> **EXERCISE DETAILS**
Do any lines in the data below contain "monitor"? If so, copy every one of them.

> **THE DATA**
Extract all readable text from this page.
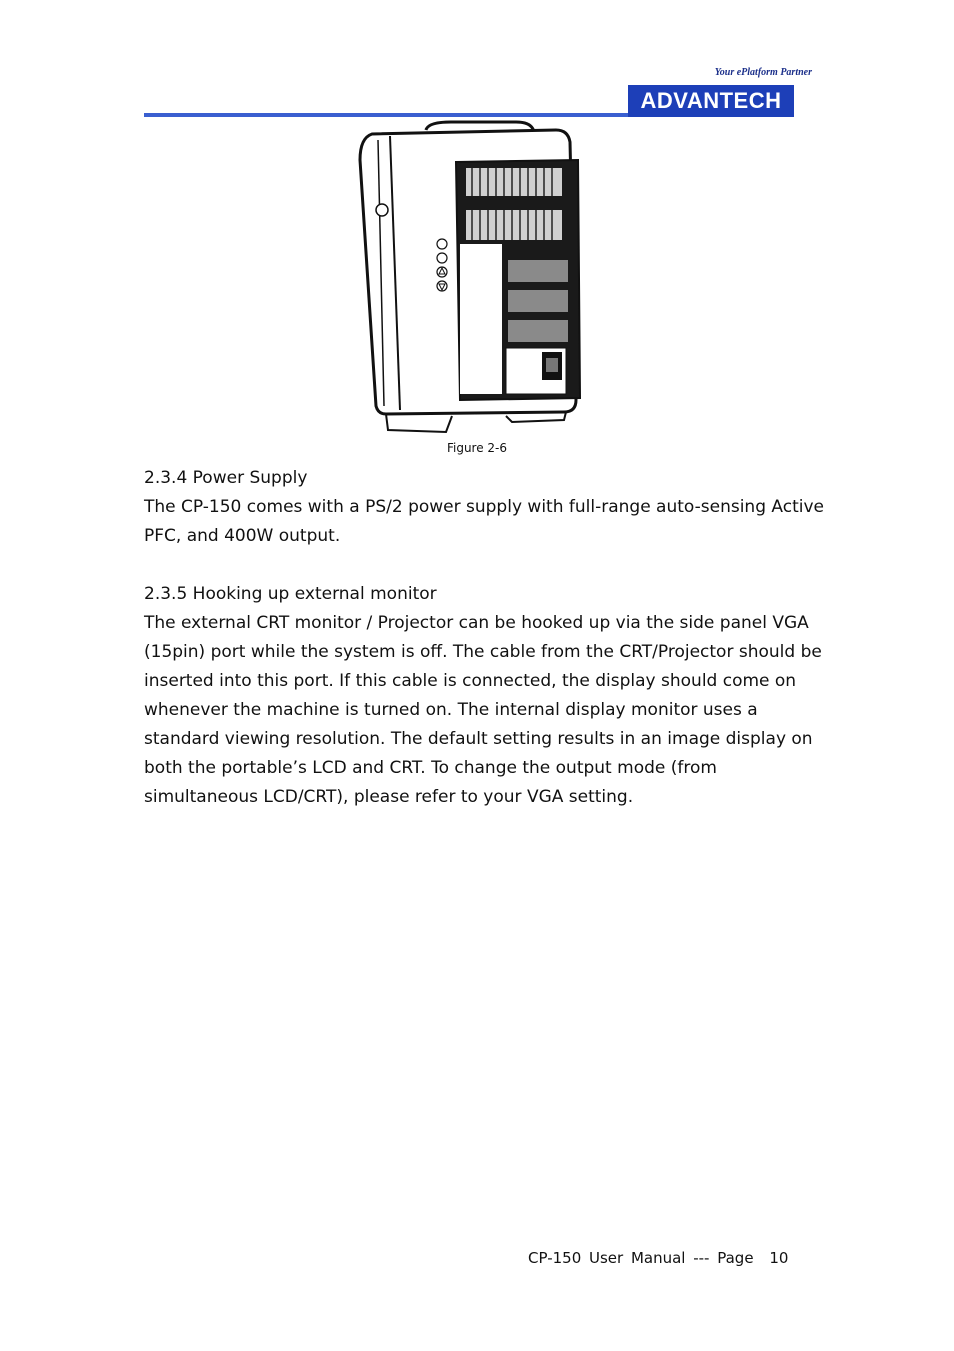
Your ePlatform Partner
ADVANTECH
Figure 2-6

2.3.4 Power Supply

The CP-150 comes with a PS/2 power supply with full-range auto-sensing Active PFC, and 400W output.

2.3.5 Hooking up external monitor

The external CRT monitor / Projector can be hooked up via the side panel VGA (15pin) port while the system is off. The cable from the CRT/Projector should be inserted into this port. If this cable is connected, the display should come on whenever the machine is turned on. The internal display monitor uses a standard viewing resolution. The default setting results in an image display on both the portable’s LCD and CRT. To change the output mode (from simultaneous LCD/CRT), please refer to your VGA setting.

CP-150 User Manual --- Page 10
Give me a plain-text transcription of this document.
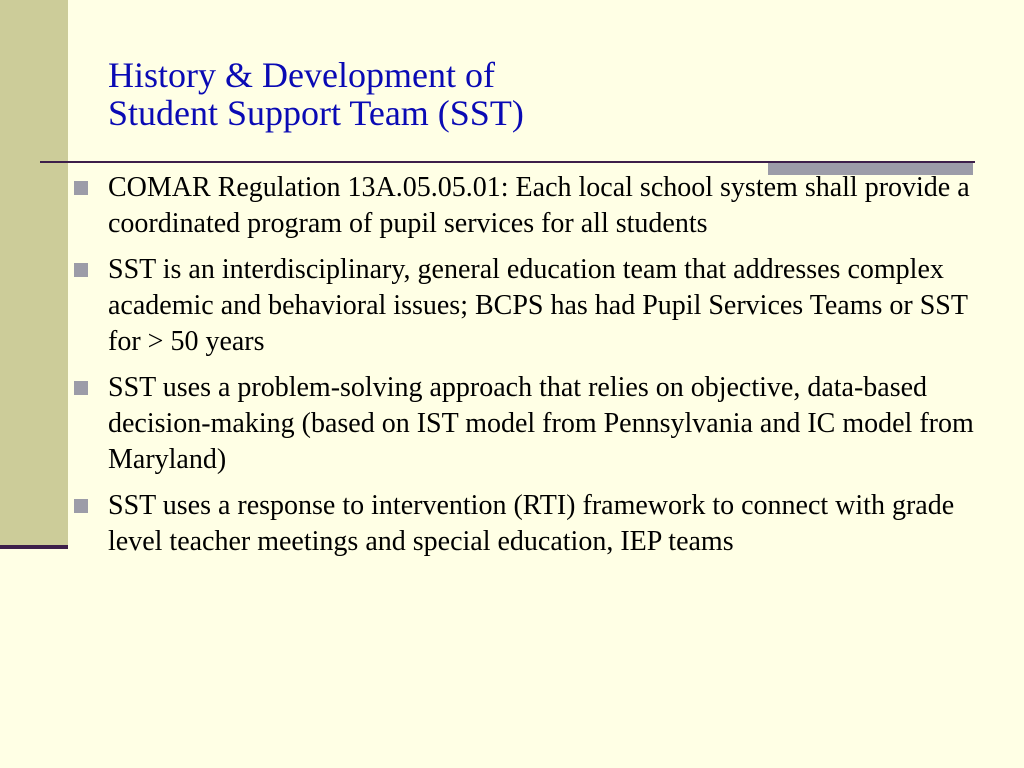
History & Development of
Student Support Team (SST)
COMAR Regulation 13A.05.05.01: Each local school system shall provide a coordinated program of pupil services for all students
SST is an interdisciplinary, general education team that addresses complex academic and behavioral issues; BCPS has had Pupil Services Teams or SST for > 50 years
SST uses a problem-solving approach that relies on objective, data-based decision-making (based on IST model from Pennsylvania and IC model from Maryland)
SST uses a response to intervention (RTI) framework to connect with grade level teacher meetings and special education, IEP teams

> **TASK ANSWER**
2.3.5 Hooking up external monitor
The external CRT monitor / Projector can be hooked up via the side panel VGA (15pin) port while the system is off. The cable from the CRT/Projector should be inserted into this port. If this cable is connected, the display should come on whenever the machine is turned on. The internal display monitor uses a standard viewing resolution. The default setting results in an image display on both the portable’s LCD and CRT. To change the output mode (from simultaneous LCD/CRT), please refer to your VGA setting.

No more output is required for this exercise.